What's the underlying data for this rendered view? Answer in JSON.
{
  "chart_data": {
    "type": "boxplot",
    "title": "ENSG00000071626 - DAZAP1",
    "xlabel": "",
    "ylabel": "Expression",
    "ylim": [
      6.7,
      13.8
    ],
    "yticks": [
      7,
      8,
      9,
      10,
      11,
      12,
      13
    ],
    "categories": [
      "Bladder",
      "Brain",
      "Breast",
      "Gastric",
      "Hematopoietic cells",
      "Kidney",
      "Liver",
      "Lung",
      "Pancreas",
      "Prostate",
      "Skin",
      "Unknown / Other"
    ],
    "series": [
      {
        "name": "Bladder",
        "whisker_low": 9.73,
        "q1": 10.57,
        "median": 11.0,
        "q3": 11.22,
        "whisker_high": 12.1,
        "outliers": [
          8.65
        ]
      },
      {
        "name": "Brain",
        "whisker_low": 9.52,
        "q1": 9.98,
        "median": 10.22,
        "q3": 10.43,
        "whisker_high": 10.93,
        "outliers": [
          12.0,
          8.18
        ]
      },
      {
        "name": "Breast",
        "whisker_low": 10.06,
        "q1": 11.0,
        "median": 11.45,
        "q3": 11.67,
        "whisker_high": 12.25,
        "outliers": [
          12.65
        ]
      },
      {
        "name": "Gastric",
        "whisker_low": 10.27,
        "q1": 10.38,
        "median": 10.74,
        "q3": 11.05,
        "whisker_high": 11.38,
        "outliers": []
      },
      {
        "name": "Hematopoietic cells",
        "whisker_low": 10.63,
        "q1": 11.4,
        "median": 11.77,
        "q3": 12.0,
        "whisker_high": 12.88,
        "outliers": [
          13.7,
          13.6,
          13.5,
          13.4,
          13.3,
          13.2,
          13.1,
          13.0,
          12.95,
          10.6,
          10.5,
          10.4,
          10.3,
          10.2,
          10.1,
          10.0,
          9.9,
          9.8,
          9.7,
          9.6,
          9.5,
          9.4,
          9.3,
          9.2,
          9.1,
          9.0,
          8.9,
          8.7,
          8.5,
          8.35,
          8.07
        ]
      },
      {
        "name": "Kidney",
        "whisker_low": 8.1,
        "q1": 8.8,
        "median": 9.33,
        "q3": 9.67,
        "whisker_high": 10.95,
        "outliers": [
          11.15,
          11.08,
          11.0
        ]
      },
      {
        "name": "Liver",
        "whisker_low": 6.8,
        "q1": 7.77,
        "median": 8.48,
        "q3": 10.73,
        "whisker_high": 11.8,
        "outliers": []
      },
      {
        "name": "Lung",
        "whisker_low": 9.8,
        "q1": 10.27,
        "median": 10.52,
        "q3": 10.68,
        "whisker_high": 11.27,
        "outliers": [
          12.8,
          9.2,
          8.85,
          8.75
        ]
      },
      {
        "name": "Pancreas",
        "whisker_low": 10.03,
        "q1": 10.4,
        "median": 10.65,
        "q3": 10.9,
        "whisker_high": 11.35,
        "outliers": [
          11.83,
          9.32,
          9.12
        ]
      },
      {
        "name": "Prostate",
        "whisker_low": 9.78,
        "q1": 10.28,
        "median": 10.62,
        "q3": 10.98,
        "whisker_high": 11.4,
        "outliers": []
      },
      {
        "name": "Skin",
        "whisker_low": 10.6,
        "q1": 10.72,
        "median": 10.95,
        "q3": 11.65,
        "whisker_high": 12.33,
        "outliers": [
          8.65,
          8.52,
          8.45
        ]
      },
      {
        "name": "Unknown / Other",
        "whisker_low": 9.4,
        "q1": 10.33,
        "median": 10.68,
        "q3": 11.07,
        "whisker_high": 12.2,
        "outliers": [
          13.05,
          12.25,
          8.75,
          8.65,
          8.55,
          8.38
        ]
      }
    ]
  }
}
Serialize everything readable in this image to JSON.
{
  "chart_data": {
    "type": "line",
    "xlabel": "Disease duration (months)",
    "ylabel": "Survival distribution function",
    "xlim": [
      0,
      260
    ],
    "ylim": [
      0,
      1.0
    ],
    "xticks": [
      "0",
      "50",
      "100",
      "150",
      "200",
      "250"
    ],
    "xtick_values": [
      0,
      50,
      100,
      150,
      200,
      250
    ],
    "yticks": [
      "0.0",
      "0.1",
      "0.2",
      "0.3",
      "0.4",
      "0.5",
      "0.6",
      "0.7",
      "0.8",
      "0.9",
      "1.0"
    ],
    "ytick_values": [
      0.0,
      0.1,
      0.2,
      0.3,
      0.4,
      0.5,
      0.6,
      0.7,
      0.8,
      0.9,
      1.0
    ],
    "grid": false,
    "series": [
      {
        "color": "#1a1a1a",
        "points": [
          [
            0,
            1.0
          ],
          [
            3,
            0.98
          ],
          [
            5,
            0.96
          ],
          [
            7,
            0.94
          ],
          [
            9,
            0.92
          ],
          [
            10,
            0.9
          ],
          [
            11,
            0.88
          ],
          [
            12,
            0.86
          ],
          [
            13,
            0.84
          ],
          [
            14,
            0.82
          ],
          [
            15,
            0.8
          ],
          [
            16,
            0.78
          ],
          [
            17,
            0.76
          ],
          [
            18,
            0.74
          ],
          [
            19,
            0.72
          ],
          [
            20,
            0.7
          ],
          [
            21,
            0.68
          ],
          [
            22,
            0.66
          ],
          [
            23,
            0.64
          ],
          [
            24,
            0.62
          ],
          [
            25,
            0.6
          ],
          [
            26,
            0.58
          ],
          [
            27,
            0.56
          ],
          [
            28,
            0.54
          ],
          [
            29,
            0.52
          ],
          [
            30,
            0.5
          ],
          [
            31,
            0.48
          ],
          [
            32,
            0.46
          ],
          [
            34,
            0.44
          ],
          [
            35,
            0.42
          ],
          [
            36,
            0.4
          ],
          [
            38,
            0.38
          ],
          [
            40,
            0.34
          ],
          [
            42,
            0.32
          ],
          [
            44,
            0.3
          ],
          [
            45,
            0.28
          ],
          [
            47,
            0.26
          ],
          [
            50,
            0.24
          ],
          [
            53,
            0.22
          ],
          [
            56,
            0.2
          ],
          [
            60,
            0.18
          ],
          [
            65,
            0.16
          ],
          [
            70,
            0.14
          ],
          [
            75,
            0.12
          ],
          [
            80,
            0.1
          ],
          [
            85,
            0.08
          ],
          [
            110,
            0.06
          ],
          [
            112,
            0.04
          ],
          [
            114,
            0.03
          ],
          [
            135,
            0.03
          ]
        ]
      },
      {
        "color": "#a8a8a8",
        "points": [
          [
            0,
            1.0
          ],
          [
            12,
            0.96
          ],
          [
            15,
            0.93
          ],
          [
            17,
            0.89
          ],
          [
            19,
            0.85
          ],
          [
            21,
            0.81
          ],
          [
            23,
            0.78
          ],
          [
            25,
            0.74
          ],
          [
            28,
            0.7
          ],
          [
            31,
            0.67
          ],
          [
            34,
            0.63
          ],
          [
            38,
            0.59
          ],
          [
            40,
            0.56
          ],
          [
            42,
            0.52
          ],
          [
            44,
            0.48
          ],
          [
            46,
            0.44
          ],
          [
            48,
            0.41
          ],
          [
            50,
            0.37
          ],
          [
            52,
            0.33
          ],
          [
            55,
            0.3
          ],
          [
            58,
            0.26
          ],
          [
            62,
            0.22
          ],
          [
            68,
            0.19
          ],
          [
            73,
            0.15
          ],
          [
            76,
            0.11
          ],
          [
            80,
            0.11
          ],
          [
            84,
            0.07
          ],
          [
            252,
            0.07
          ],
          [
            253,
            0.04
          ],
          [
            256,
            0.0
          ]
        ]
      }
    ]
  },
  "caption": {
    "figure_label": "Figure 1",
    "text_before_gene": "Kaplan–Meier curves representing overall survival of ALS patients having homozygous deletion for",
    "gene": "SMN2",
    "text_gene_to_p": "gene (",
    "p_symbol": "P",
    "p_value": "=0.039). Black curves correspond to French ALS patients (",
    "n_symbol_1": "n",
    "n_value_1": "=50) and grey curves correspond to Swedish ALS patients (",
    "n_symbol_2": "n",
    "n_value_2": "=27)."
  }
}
----
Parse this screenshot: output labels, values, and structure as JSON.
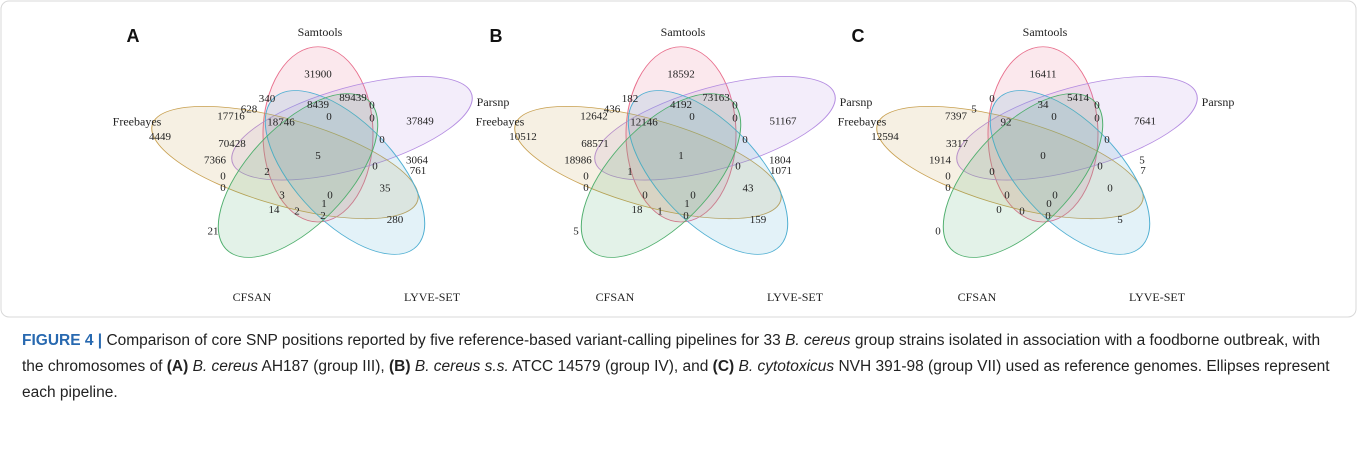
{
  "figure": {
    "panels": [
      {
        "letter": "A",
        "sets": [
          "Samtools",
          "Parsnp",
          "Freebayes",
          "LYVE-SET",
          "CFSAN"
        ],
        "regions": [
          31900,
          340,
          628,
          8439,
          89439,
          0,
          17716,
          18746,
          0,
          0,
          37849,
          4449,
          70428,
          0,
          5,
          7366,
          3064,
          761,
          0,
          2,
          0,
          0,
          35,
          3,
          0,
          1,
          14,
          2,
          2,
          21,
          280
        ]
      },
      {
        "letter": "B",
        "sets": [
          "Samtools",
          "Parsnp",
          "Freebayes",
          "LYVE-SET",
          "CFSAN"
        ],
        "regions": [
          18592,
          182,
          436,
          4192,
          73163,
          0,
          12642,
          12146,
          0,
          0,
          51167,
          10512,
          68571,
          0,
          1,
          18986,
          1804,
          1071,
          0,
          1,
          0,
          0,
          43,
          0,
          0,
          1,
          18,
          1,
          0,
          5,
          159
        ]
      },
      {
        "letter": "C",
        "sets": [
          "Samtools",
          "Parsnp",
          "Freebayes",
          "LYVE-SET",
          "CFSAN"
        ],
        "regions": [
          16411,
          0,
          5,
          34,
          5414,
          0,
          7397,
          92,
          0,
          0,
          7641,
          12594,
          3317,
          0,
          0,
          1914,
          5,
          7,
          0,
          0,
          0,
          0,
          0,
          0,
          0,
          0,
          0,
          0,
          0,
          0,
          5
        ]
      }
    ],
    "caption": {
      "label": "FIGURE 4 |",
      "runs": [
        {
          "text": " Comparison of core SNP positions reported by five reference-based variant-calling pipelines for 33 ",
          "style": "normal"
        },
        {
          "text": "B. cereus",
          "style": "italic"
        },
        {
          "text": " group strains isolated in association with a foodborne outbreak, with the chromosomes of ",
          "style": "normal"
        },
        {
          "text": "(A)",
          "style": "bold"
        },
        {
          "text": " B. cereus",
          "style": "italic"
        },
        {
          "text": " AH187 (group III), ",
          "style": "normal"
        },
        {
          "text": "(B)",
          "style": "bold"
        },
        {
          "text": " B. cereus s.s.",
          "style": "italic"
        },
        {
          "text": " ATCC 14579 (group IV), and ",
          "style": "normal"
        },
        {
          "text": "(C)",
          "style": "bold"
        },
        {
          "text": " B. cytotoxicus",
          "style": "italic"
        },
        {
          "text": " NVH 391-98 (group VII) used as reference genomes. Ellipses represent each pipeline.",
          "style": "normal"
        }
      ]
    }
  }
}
----
▸ TRY IT: Find the word "correspond" in the listing above. Copy each line where it appears.

▸ ANSWER AREA:
    "p_value": "=0.039). Black curves correspond to French ALS patients (",
    "n_value_1": "=50) and grey curves correspond to Swedish ALS patients (",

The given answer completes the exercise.